# WRITTEN PROBLEM
In the copy, include every entry exactly but none of the images.

# DATASET EXCERPTS
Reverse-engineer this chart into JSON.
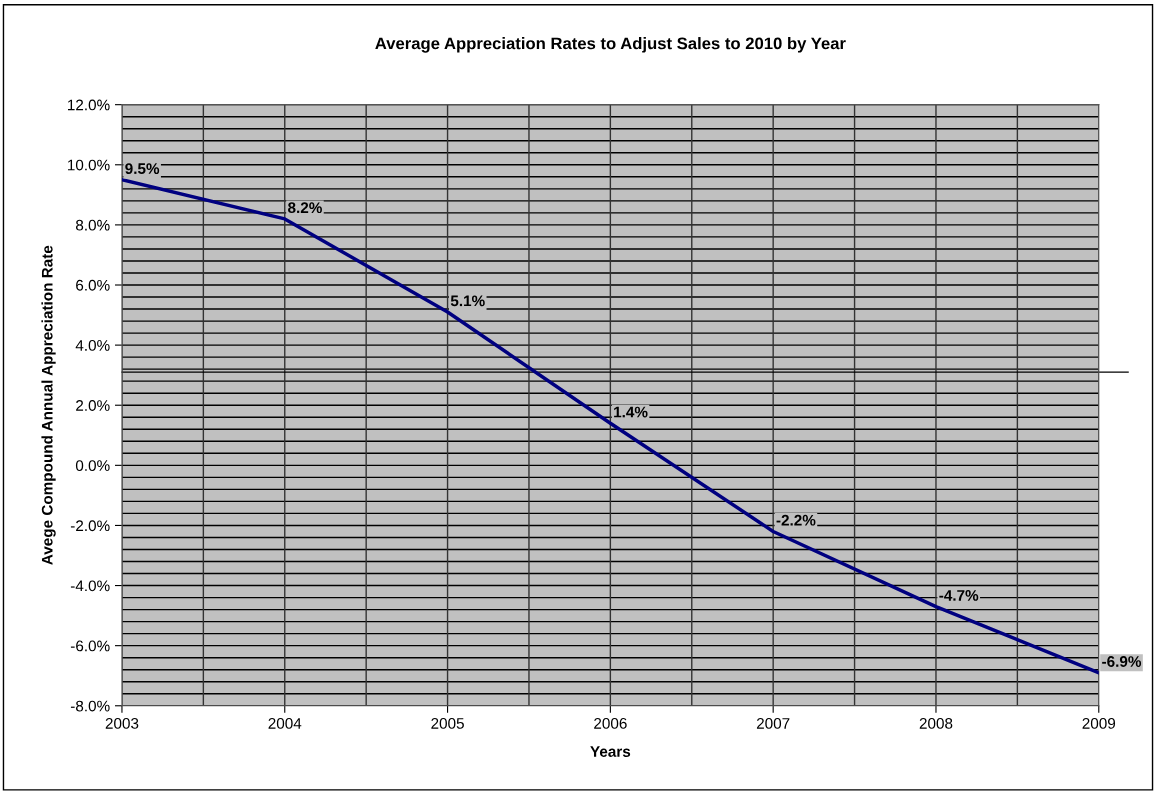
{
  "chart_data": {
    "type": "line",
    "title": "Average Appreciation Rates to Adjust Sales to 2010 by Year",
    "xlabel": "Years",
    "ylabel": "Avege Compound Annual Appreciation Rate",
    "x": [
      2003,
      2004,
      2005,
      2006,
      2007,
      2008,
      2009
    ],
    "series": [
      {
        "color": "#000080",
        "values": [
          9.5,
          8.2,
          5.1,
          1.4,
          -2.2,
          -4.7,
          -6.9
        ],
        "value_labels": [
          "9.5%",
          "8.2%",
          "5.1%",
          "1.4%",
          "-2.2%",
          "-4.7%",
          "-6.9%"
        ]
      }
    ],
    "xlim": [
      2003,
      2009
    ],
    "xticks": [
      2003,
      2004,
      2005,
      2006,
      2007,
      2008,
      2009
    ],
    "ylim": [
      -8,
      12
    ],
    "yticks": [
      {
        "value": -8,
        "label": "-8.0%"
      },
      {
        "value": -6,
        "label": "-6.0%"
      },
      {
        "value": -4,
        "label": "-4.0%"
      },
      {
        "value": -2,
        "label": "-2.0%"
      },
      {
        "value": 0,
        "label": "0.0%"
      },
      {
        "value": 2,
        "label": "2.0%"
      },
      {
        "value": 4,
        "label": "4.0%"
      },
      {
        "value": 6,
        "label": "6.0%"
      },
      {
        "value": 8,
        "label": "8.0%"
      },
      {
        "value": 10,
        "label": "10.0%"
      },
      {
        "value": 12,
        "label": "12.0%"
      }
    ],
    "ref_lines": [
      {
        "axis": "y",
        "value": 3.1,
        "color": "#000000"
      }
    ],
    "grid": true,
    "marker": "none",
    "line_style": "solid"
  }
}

# OUTPUT FOR THIS EXERCISE
Reverse-engineer this chart into JSON.
{
  "chart_data": {
    "type": "line",
    "title": "Average Appreciation Rates to Adjust Sales to 2010 by Year",
    "xlabel": "Years",
    "ylabel": "Avege Compound Annual Appreciation Rate",
    "x": [
      2003,
      2004,
      2005,
      2006,
      2007,
      2008,
      2009
    ],
    "series": [
      {
        "color": "#000080",
        "values": [
          9.5,
          8.2,
          5.1,
          1.4,
          -2.2,
          -4.7,
          -6.9
        ],
        "value_labels": [
          "9.5%",
          "8.2%",
          "5.1%",
          "1.4%",
          "-2.2%",
          "-4.7%",
          "-6.9%"
        ]
      }
    ],
    "xlim": [
      2003,
      2009
    ],
    "xticks": [
      2003,
      2004,
      2005,
      2006,
      2007,
      2008,
      2009
    ],
    "ylim": [
      -8,
      12
    ],
    "yticks": [
      {
        "value": -8,
        "label": "-8.0%"
      },
      {
        "value": -6,
        "label": "-6.0%"
      },
      {
        "value": -4,
        "label": "-4.0%"
      },
      {
        "value": -2,
        "label": "-2.0%"
      },
      {
        "value": 0,
        "label": "0.0%"
      },
      {
        "value": 2,
        "label": "2.0%"
      },
      {
        "value": 4,
        "label": "4.0%"
      },
      {
        "value": 6,
        "label": "6.0%"
      },
      {
        "value": 8,
        "label": "8.0%"
      },
      {
        "value": 10,
        "label": "10.0%"
      },
      {
        "value": 12,
        "label": "12.0%"
      }
    ],
    "ref_lines": [
      {
        "axis": "y",
        "value": 3.1,
        "color": "#000000"
      }
    ],
    "grid": true,
    "marker": "none",
    "line_style": "solid"
  }
}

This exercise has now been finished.